Stored records
◆ ◆ ◆ ◆ ◆ ◆ ◆

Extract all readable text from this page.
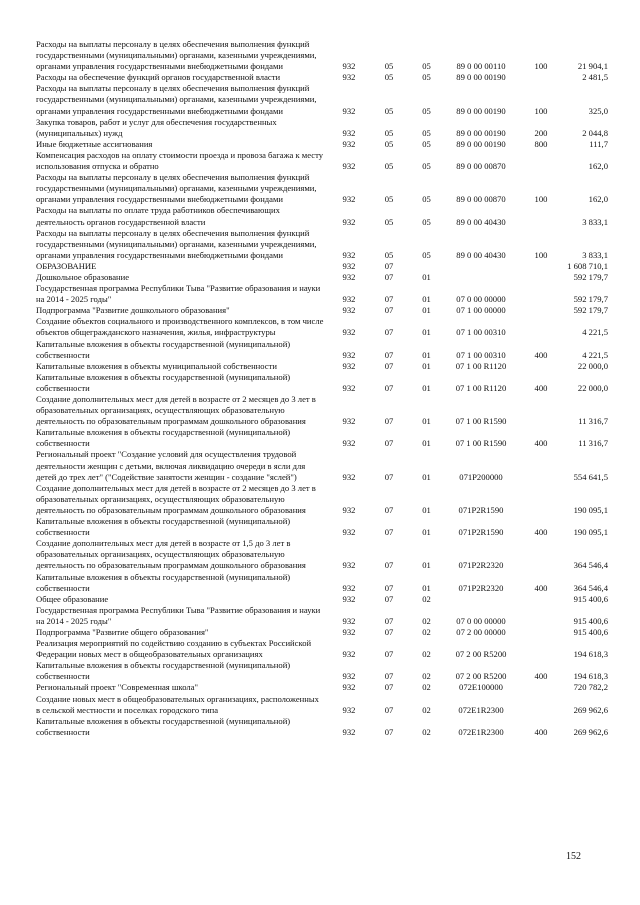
Расходы на выплаты персоналу в целях обеспечения выполнения функций государственными (муниципальными) органами, казенными учреждениями, органами управления государственными внебюджетными фондами	932	05	05	89 0 00 00110	100	21 904,1
Расходы на обеспечение функций органов государственной власти	932	05	05	89 0 00 00190		2 481,5
Расходы на выплаты персоналу в целях обеспечения выполнения функций государственными (муниципальными) органами, казенными учреждениями, органами управления государственными внебюджетными фондами	932	05	05	89 0 00 00190	100	325,0
Закупка товаров, работ и услуг для обеспечения государственных (муниципальных) нужд	932	05	05	89 0 00 00190	200	2 044,8
Иные бюджетные ассигнования	932	05	05	89 0 00 00190	800	111,7
Компенсация расходов на оплату стоимости проезда и провоза багажа к месту использования отпуска и обратно	932	05	05	89 0 00 00870		162,0
Расходы на выплаты персоналу в целях обеспечения выполнения функций государственными (муниципальными) органами, казенными учреждениями, органами управления государственными внебюджетными фондами	932	05	05	89 0 00 00870	100	162,0
Расходы на выплаты по оплате труда работников обеспечивающих деятельность органов государственной власти	932	05	05	89 0 00 40430		3 833,1
Расходы на выплаты персоналу в целях обеспечения выполнения функций государственными (муниципальными) органами, казенными учреждениями, органами управления государственными внебюджетными фондами	932	05	05	89 0 00 40430	100	3 833,1
ОБРАЗОВАНИЕ	932	07				1 608 710,1
Дошкольное образование	932	07	01			592 179,7
Государственная программа Республики Тыва "Развитие образования и науки на 2014 - 2025 годы"	932	07	01	07 0 00 00000		592 179,7
Подпрограмма "Развитие дошкольного образования"	932	07	01	07 1 00 00000		592 179,7
Создание объектов социального и производственного комплексов, в том числе объектов общегражданского назначения, жилья, инфраструктуры	932	07	01	07 1 00 00310		4 221,5
Капитальные вложения в объекты государственной (муниципальной) собственности	932	07	01	07 1 00 00310	400	4 221,5
Капитальные вложения в объекты муниципальной собственности	932	07	01	07 1 00 R1120		22 000,0
Капитальные вложения в объекты государственной (муниципальной) собственности	932	07	01	07 1 00 R1120	400	22 000,0
Создание дополнительных мест для детей в возрасте от 2 месяцев до 3 лет в образовательных организациях, осуществляющих образовательную деятельность по образовательным программам дошкольного образования	932	07	01	07 1 00 R1590		11 316,7
Капитальные вложения в объекты государственной (муниципальной) собственности	932	07	01	07 1 00 R1590	400	11 316,7
Региональный проект "Создание условий для осуществления трудовой деятельности женщин с детьми, включая ликвидацию очереди в ясли для детей до трех лет" ("Содействие занятости женщин - создание "яслей")	932	07	01	071P200000		554 641,5
Создание дополнительных мест для детей в возрасте от 2 месяцев до 3 лет в образовательных организациях, осуществляющих образовательную деятельность по образовательным программам дошкольного образования	932	07	01	071P2R1590		190 095,1
Капитальные вложения в объекты государственной (муниципальной) собственности	932	07	01	071P2R1590	400	190 095,1
Создание дополнительных мест для детей в возрасте от 1,5 до 3 лет в образовательных организациях, осуществляющих образовательную деятельность по образовательным программам дошкольного образования	932	07	01	071P2R2320		364 546,4
Капитальные вложения в объекты государственной (муниципальной) собственности	932	07	01	071P2R2320	400	364 546,4
Общее образование	932	07	02			915 400,6
Государственная программа Республики Тыва "Развитие образования и науки на 2014 - 2025 годы"	932	07	02	07 0 00 00000		915 400,6
Подпрограмма "Развитие общего образования"	932	07	02	07 2 00 00000		915 400,6
Реализация мероприятий по содействию созданию в субъектах Российской Федерации новых мест в общеобразовательных организациях	932	07	02	07 2 00 R5200		194 618,3
Капитальные вложения в объекты государственной (муниципальной) собственности	932	07	02	07 2 00 R5200	400	194 618,3
Региональный проект "Современная школа"	932	07	02	072E100000		720 782,2
Создание новых мест в общеобразовательных организациях, расположенных в сельской местности и поселках городского типа	932	07	02	072E1R2300		269 962,6
Капитальные вложения в объекты государственной (муниципальной) собственности	932	07	02	072E1R2300	400	269 962,6
152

◆ ◆ ◆ ◆ ◆ ◆ ◆

• **What you will do**: Your task is to list each line of the records with the word "Республики".

• **Solution for this exercise**:
Государственная программа Республики Тыва "Развитие образования и науки на 2014 - 2025 годы"	932	07	01	07 0 00 00000		592 179,7
Государственная программа Республики Тыва "Развитие образования и науки на 2014 - 2025 годы"	932	07	02	07 0 00 00000		915 400,6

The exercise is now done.